Objective: Check each line of the listing for the word "Conselho" and report how many lines contain it, giving nothing but the number.
--- START OF Data in this exercise ---
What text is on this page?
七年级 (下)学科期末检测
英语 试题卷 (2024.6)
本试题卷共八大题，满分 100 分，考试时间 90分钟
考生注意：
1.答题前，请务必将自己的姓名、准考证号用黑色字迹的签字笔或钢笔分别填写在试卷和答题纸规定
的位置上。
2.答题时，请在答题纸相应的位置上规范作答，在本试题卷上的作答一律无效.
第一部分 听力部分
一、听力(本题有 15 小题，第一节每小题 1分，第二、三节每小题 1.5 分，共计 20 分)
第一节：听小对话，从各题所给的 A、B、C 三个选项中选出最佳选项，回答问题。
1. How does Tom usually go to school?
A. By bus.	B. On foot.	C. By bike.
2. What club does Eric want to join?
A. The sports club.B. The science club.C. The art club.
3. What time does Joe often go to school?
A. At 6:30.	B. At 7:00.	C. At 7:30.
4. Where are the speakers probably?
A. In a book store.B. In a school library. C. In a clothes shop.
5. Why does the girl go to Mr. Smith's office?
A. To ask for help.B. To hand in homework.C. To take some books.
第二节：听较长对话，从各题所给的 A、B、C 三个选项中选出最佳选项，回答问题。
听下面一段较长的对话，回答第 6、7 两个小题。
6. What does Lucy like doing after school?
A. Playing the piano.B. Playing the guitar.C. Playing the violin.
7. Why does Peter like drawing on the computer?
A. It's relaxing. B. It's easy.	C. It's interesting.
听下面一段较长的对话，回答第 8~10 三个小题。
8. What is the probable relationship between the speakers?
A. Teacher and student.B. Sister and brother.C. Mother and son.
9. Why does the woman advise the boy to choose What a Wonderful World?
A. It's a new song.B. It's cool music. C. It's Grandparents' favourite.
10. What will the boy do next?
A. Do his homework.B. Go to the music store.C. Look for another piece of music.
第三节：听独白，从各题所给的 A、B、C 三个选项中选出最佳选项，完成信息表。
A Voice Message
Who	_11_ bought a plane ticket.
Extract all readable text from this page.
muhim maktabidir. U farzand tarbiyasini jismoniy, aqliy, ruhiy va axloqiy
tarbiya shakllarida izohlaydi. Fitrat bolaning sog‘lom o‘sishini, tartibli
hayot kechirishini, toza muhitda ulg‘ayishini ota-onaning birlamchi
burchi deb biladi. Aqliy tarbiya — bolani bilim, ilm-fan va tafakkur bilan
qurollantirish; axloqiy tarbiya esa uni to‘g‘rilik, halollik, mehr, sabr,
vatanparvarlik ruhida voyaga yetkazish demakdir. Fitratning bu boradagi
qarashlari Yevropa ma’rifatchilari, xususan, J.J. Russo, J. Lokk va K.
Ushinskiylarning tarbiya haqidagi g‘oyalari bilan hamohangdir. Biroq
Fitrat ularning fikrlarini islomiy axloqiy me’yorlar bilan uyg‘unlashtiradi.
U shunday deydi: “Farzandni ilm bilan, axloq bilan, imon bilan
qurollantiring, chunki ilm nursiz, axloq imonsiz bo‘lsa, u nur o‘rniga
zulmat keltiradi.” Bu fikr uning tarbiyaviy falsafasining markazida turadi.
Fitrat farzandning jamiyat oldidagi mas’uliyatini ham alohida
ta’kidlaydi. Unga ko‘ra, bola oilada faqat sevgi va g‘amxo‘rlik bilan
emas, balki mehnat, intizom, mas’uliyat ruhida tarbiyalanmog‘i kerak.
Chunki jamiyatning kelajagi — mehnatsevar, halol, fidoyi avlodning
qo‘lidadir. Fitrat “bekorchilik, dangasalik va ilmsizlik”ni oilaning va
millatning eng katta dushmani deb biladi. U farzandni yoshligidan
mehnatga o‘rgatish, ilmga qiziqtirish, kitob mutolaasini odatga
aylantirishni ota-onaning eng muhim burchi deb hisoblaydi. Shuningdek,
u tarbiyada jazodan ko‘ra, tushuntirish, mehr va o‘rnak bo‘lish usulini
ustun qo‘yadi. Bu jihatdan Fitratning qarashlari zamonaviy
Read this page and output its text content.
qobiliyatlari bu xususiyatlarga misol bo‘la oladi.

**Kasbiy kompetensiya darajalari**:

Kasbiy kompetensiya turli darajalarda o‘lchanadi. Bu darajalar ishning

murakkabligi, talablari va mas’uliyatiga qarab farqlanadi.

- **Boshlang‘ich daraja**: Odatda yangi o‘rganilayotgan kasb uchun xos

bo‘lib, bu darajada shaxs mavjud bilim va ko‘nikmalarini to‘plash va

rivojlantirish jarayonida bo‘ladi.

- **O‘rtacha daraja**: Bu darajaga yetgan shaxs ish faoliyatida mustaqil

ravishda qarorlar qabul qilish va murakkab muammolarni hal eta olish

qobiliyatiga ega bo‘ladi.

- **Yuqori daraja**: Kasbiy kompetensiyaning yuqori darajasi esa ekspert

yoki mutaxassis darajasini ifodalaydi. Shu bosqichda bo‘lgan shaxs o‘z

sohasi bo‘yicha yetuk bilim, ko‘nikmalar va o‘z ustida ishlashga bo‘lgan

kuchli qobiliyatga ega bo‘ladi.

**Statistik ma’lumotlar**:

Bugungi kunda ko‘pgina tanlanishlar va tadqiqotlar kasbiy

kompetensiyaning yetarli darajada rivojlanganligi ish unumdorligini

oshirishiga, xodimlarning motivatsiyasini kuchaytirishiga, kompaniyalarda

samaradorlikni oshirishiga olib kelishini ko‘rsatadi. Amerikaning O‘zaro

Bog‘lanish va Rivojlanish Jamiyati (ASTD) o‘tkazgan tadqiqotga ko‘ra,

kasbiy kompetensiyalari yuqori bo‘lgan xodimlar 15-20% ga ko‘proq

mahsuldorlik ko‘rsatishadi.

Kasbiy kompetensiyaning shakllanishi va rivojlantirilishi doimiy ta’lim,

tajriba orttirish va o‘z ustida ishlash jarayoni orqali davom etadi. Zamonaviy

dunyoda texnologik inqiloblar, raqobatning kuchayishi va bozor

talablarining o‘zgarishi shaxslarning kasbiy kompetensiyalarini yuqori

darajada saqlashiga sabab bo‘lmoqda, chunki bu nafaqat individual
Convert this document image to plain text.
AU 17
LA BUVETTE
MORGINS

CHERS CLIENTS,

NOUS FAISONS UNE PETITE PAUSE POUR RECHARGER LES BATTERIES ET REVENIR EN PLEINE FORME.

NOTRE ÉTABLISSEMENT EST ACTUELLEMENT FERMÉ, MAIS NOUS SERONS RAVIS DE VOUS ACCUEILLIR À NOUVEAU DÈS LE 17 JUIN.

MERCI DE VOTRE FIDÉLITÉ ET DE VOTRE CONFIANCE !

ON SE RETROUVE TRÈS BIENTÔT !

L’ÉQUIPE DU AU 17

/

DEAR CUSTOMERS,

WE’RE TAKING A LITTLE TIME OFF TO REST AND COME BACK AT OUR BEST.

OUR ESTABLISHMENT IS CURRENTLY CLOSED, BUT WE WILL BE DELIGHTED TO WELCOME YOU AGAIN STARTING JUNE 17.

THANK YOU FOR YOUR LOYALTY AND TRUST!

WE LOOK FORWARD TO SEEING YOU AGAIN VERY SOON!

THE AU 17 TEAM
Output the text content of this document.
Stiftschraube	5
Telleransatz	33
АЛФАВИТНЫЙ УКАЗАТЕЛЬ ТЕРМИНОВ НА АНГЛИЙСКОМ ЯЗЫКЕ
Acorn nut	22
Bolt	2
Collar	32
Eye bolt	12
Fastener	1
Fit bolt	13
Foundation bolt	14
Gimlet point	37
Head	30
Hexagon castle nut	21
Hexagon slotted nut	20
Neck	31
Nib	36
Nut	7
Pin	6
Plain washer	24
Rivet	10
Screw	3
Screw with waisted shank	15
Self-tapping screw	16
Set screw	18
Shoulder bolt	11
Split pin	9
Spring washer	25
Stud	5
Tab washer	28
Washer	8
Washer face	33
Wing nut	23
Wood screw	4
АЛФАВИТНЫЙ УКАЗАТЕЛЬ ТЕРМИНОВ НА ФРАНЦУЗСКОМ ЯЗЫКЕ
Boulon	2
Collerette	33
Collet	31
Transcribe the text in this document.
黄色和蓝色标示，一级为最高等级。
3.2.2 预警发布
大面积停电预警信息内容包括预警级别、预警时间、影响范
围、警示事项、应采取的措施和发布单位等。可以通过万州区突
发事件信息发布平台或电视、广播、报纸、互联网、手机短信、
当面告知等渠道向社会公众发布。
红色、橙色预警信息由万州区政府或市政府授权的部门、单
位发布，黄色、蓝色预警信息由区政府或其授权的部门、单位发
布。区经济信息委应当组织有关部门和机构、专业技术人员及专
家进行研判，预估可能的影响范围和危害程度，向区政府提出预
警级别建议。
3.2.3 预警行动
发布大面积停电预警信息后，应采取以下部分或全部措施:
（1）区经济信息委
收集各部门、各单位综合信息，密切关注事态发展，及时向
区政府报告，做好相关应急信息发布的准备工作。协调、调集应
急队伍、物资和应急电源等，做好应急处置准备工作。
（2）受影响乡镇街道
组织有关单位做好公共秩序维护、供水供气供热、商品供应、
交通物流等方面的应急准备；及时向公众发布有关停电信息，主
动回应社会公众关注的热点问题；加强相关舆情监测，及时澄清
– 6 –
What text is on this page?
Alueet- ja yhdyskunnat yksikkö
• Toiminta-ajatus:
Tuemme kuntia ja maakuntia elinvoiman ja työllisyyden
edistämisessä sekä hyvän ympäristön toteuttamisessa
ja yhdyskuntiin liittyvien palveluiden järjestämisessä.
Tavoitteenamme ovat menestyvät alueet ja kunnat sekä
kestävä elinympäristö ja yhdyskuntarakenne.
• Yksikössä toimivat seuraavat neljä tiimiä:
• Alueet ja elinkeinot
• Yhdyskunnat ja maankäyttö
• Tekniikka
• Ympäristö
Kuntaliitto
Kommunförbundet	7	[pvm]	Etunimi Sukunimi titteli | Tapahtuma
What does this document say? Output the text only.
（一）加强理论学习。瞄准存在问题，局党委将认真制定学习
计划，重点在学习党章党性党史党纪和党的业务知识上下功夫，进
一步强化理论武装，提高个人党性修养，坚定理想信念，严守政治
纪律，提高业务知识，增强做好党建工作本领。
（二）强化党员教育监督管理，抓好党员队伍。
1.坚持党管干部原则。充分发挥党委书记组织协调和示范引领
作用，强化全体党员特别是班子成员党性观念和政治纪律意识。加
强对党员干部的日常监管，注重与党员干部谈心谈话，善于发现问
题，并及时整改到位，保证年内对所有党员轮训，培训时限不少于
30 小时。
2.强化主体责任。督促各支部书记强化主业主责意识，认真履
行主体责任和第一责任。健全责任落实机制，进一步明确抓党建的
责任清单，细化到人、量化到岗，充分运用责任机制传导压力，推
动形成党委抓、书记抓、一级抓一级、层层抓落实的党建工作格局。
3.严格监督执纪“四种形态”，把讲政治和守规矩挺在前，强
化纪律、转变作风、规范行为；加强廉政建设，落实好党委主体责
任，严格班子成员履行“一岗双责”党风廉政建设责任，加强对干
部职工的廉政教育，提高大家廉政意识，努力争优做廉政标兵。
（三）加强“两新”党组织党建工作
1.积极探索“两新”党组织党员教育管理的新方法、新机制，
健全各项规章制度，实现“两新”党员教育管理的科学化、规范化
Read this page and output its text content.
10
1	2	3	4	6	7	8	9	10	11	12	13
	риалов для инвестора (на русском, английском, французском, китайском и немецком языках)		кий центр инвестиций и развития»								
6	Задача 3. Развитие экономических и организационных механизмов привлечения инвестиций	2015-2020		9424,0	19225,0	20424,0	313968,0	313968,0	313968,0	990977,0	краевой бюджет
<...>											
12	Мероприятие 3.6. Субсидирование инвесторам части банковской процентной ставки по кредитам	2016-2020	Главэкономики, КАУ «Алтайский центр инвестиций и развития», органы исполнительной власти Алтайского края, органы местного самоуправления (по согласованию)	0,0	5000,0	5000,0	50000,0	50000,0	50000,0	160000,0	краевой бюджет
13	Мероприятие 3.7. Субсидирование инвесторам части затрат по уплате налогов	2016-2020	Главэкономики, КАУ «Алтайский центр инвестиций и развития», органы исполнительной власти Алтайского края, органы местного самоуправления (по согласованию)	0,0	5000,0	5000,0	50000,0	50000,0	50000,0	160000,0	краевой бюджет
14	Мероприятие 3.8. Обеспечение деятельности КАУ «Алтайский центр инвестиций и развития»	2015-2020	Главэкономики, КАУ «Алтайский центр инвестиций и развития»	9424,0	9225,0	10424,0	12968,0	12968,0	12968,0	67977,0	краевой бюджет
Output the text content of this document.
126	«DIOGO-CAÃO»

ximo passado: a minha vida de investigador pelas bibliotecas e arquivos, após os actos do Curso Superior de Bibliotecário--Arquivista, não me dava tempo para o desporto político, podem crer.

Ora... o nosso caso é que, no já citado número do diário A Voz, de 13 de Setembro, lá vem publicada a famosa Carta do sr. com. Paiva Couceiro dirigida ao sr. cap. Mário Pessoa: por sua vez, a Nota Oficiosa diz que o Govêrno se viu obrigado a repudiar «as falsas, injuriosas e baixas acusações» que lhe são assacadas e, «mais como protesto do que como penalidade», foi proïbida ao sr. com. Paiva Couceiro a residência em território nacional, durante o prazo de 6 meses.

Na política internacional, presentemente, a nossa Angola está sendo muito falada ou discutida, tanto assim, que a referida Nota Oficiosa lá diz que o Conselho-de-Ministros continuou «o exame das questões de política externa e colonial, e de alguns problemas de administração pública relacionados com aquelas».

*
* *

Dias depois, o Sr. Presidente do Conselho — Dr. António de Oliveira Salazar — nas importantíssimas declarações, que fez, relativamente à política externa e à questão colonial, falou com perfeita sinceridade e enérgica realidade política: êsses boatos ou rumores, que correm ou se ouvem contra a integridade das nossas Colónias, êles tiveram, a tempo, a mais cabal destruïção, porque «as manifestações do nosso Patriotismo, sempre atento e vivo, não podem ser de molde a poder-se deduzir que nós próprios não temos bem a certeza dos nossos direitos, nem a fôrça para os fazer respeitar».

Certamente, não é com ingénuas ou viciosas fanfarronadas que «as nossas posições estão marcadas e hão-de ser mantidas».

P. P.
--- END OF Data in this exercise ---
The completed task: 2